- [The request]: Return the full material exactly.

- [Entries provided]:
** START **

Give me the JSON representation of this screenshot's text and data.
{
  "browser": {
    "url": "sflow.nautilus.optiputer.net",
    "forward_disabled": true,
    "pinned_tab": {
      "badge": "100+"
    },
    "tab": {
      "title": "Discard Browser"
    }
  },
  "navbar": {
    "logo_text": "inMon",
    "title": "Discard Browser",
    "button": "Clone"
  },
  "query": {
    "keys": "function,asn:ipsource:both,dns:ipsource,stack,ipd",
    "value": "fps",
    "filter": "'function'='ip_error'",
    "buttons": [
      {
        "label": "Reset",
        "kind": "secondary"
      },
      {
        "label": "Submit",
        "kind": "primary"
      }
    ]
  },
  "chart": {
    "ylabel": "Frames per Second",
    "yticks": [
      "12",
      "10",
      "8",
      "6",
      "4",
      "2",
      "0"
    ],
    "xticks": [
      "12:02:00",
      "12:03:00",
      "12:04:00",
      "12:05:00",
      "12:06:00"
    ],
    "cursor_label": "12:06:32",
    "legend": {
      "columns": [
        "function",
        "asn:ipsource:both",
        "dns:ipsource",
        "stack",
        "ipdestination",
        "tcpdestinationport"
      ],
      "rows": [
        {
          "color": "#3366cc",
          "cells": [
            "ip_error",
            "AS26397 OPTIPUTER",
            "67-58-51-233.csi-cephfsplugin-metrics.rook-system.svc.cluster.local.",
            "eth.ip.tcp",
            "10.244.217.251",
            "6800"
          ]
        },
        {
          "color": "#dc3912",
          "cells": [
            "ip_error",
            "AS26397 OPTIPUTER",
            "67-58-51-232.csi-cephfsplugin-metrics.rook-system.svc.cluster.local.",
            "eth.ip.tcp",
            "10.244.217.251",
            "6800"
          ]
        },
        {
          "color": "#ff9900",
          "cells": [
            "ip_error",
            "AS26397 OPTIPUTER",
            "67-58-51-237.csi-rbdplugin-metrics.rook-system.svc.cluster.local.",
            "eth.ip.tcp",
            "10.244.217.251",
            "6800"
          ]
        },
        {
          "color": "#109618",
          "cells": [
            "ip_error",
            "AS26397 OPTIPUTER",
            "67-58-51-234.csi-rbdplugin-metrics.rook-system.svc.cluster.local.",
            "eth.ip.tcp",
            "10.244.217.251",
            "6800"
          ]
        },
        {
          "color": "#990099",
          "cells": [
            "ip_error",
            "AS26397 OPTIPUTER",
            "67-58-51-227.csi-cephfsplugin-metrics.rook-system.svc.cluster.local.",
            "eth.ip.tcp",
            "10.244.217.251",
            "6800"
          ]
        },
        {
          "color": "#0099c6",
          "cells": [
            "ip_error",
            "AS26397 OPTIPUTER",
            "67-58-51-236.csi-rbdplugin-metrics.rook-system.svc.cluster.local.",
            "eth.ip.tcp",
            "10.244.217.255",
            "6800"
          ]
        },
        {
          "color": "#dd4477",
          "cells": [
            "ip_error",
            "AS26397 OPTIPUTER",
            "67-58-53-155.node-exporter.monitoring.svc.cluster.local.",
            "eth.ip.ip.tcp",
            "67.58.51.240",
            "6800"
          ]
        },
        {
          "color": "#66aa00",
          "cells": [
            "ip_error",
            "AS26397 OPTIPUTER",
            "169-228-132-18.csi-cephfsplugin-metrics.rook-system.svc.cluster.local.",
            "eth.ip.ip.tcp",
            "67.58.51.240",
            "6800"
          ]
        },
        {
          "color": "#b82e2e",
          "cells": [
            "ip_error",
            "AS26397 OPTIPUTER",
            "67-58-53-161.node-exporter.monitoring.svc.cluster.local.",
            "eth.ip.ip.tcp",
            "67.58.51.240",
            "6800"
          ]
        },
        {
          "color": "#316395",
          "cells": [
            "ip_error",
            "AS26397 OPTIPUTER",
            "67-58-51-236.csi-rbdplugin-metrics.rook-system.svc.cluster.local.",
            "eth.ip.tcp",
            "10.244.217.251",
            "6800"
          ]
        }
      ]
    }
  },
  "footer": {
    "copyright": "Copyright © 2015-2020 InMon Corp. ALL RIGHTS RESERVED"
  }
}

** END **

- [Exercise response]:
Give me the JSON representation of this screenshot's text and data.
{
  "browser": {
    "url": "sflow.nautilus.optiputer.net",
    "forward_disabled": true,
    "pinned_tab": {
      "badge": "100+"
    },
    "tab": {
      "title": "Discard Browser"
    }
  },
  "navbar": {
    "logo_text": "inMon",
    "title": "Discard Browser",
    "button": "Clone"
  },
  "query": {
    "keys": "function,asn:ipsource:both,dns:ipsource,stack,ipd",
    "value": "fps",
    "filter": "'function'='ip_error'",
    "buttons": [
      {
        "label": "Reset",
        "kind": "secondary"
      },
      {
        "label": "Submit",
        "kind": "primary"
      }
    ]
  },
  "chart": {
    "ylabel": "Frames per Second",
    "yticks": [
      "12",
      "10",
      "8",
      "6",
      "4",
      "2",
      "0"
    ],
    "xticks": [
      "12:02:00",
      "12:03:00",
      "12:04:00",
      "12:05:00",
      "12:06:00"
    ],
    "cursor_label": "12:06:32",
    "legend": {
      "columns": [
        "function",
        "asn:ipsource:both",
        "dns:ipsource",
        "stack",
        "ipdestination",
        "tcpdestinationport"
      ],
      "rows": [
        {
          "color": "#3366cc",
          "cells": [
            "ip_error",
            "AS26397 OPTIPUTER",
            "67-58-51-233.csi-cephfsplugin-metrics.rook-system.svc.cluster.local.",
            "eth.ip.tcp",
            "10.244.217.251",
            "6800"
          ]
        },
        {
          "color": "#dc3912",
          "cells": [
            "ip_error",
            "AS26397 OPTIPUTER",
            "67-58-51-232.csi-cephfsplugin-metrics.rook-system.svc.cluster.local.",
            "eth.ip.tcp",
            "10.244.217.251",
            "6800"
          ]
        },
        {
          "color": "#ff9900",
          "cells": [
            "ip_error",
            "AS26397 OPTIPUTER",
            "67-58-51-237.csi-rbdplugin-metrics.rook-system.svc.cluster.local.",
            "eth.ip.tcp",
            "10.244.217.251",
            "6800"
          ]
        },
        {
          "color": "#109618",
          "cells": [
            "ip_error",
            "AS26397 OPTIPUTER",
            "67-58-51-234.csi-rbdplugin-metrics.rook-system.svc.cluster.local.",
            "eth.ip.tcp",
            "10.244.217.251",
            "6800"
          ]
        },
        {
          "color": "#990099",
          "cells": [
            "ip_error",
            "AS26397 OPTIPUTER",
            "67-58-51-227.csi-cephfsplugin-metrics.rook-system.svc.cluster.local.",
            "eth.ip.tcp",
            "10.244.217.251",
            "6800"
          ]
        },
        {
          "color": "#0099c6",
          "cells": [
            "ip_error",
            "AS26397 OPTIPUTER",
            "67-58-51-236.csi-rbdplugin-metrics.rook-system.svc.cluster.local.",
            "eth.ip.tcp",
            "10.244.217.255",
            "6800"
          ]
        },
        {
          "color": "#dd4477",
          "cells": [
            "ip_error",
            "AS26397 OPTIPUTER",
            "67-58-53-155.node-exporter.monitoring.svc.cluster.local.",
            "eth.ip.ip.tcp",
            "67.58.51.240",
            "6800"
          ]
        },
        {
          "color": "#66aa00",
          "cells": [
            "ip_error",
            "AS26397 OPTIPUTER",
            "169-228-132-18.csi-cephfsplugin-metrics.rook-system.svc.cluster.local.",
            "eth.ip.ip.tcp",
            "67.58.51.240",
            "6800"
          ]
        },
        {
          "color": "#b82e2e",
          "cells": [
            "ip_error",
            "AS26397 OPTIPUTER",
            "67-58-53-161.node-exporter.monitoring.svc.cluster.local.",
            "eth.ip.ip.tcp",
            "67.58.51.240",
            "6800"
          ]
        },
        {
          "color": "#316395",
          "cells": [
            "ip_error",
            "AS26397 OPTIPUTER",
            "67-58-51-236.csi-rbdplugin-metrics.rook-system.svc.cluster.local.",
            "eth.ip.tcp",
            "10.244.217.251",
            "6800"
          ]
        }
      ]
    }
  },
  "footer": {
    "copyright": "Copyright © 2015-2020 InMon Corp. ALL RIGHTS RESERVED"
  }
}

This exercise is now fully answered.